**Written task**
Print every record below exactly as written.

─── Dataset content ───

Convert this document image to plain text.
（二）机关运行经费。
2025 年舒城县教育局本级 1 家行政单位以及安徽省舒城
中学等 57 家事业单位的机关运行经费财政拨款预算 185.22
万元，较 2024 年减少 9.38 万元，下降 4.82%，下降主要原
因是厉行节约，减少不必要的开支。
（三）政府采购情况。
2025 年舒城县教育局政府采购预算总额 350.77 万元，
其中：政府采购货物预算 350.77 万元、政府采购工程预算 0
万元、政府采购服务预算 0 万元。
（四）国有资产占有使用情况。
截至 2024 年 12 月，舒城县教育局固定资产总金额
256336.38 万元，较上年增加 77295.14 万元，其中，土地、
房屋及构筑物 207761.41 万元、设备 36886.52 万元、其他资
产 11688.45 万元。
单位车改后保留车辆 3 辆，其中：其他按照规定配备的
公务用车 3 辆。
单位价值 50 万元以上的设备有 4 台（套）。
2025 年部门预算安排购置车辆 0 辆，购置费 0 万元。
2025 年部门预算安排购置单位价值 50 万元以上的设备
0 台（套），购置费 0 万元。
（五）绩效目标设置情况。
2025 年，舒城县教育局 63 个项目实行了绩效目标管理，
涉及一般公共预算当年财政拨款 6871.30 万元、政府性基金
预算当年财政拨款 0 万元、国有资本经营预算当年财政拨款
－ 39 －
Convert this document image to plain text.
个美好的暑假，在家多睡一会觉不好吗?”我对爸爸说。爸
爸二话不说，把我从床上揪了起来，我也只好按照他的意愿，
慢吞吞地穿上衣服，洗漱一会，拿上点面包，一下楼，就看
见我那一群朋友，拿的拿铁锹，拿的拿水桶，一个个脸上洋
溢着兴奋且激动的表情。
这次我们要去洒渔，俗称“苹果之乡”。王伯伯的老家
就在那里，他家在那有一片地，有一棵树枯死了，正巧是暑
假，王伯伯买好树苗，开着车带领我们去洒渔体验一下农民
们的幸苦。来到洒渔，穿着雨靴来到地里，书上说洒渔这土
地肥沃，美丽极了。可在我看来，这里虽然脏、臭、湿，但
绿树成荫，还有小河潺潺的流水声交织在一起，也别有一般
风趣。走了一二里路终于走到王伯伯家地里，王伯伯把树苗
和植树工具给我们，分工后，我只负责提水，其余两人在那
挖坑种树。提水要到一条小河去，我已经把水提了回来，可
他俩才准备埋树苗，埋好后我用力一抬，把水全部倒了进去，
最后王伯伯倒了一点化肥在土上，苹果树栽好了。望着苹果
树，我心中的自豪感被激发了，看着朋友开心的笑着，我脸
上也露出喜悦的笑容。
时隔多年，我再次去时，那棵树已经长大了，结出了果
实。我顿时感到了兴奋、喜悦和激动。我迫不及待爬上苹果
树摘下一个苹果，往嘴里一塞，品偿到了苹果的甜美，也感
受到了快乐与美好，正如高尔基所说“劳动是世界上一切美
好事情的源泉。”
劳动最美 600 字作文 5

───

**Exercise answer**
Convert this document image to plain text.
（二）机关运行经费。
2025 年舒城县教育局本级 1 家行政单位以及安徽省舒城
中学等 57 家事业单位的机关运行经费财政拨款预算 185.22
万元，较 2024 年减少 9.38 万元，下降 4.82%，下降主要原
因是厉行节约，减少不必要的开支。
（三）政府采购情况。
2025 年舒城县教育局政府采购预算总额 350.77 万元，
其中：政府采购货物预算 350.77 万元、政府采购工程预算 0
万元、政府采购服务预算 0 万元。
（四）国有资产占有使用情况。
截至 2024 年 12 月，舒城县教育局固定资产总金额
256336.38 万元，较上年增加 77295.14 万元，其中，土地、
房屋及构筑物 207761.41 万元、设备 36886.52 万元、其他资
产 11688.45 万元。
单位车改后保留车辆 3 辆，其中：其他按照规定配备的
公务用车 3 辆。
单位价值 50 万元以上的设备有 4 台（套）。
2025 年部门预算安排购置车辆 0 辆，购置费 0 万元。
2025 年部门预算安排购置单位价值 50 万元以上的设备
0 台（套），购置费 0 万元。
（五）绩效目标设置情况。
2025 年，舒城县教育局 63 个项目实行了绩效目标管理，
涉及一般公共预算当年财政拨款 6871.30 万元、政府性基金
预算当年财政拨款 0 万元、国有资本经营预算当年财政拨款
－ 39 －
Convert this document image to plain text.
个美好的暑假，在家多睡一会觉不好吗?”我对爸爸说。爸
爸二话不说，把我从床上揪了起来，我也只好按照他的意愿，
慢吞吞地穿上衣服，洗漱一会，拿上点面包，一下楼，就看
见我那一群朋友，拿的拿铁锹，拿的拿水桶，一个个脸上洋
溢着兴奋且激动的表情。
这次我们要去洒渔，俗称“苹果之乡”。王伯伯的老家
就在那里，他家在那有一片地，有一棵树枯死了，正巧是暑
假，王伯伯买好树苗，开着车带领我们去洒渔体验一下农民
们的幸苦。来到洒渔，穿着雨靴来到地里，书上说洒渔这土
地肥沃，美丽极了。可在我看来，这里虽然脏、臭、湿，但
绿树成荫，还有小河潺潺的流水声交织在一起，也别有一般
风趣。走了一二里路终于走到王伯伯家地里，王伯伯把树苗
和植树工具给我们，分工后，我只负责提水，其余两人在那
挖坑种树。提水要到一条小河去，我已经把水提了回来，可
他俩才准备埋树苗，埋好后我用力一抬，把水全部倒了进去，
最后王伯伯倒了一点化肥在土上，苹果树栽好了。望着苹果
树，我心中的自豪感被激发了，看着朋友开心的笑着，我脸
上也露出喜悦的笑容。
时隔多年，我再次去时，那棵树已经长大了，结出了果
实。我顿时感到了兴奋、喜悦和激动。我迫不及待爬上苹果
树摘下一个苹果，往嘴里一塞，品偿到了苹果的甜美，也感
受到了快乐与美好，正如高尔基所说“劳动是世界上一切美
好事情的源泉。”
劳动最美 600 字作文 5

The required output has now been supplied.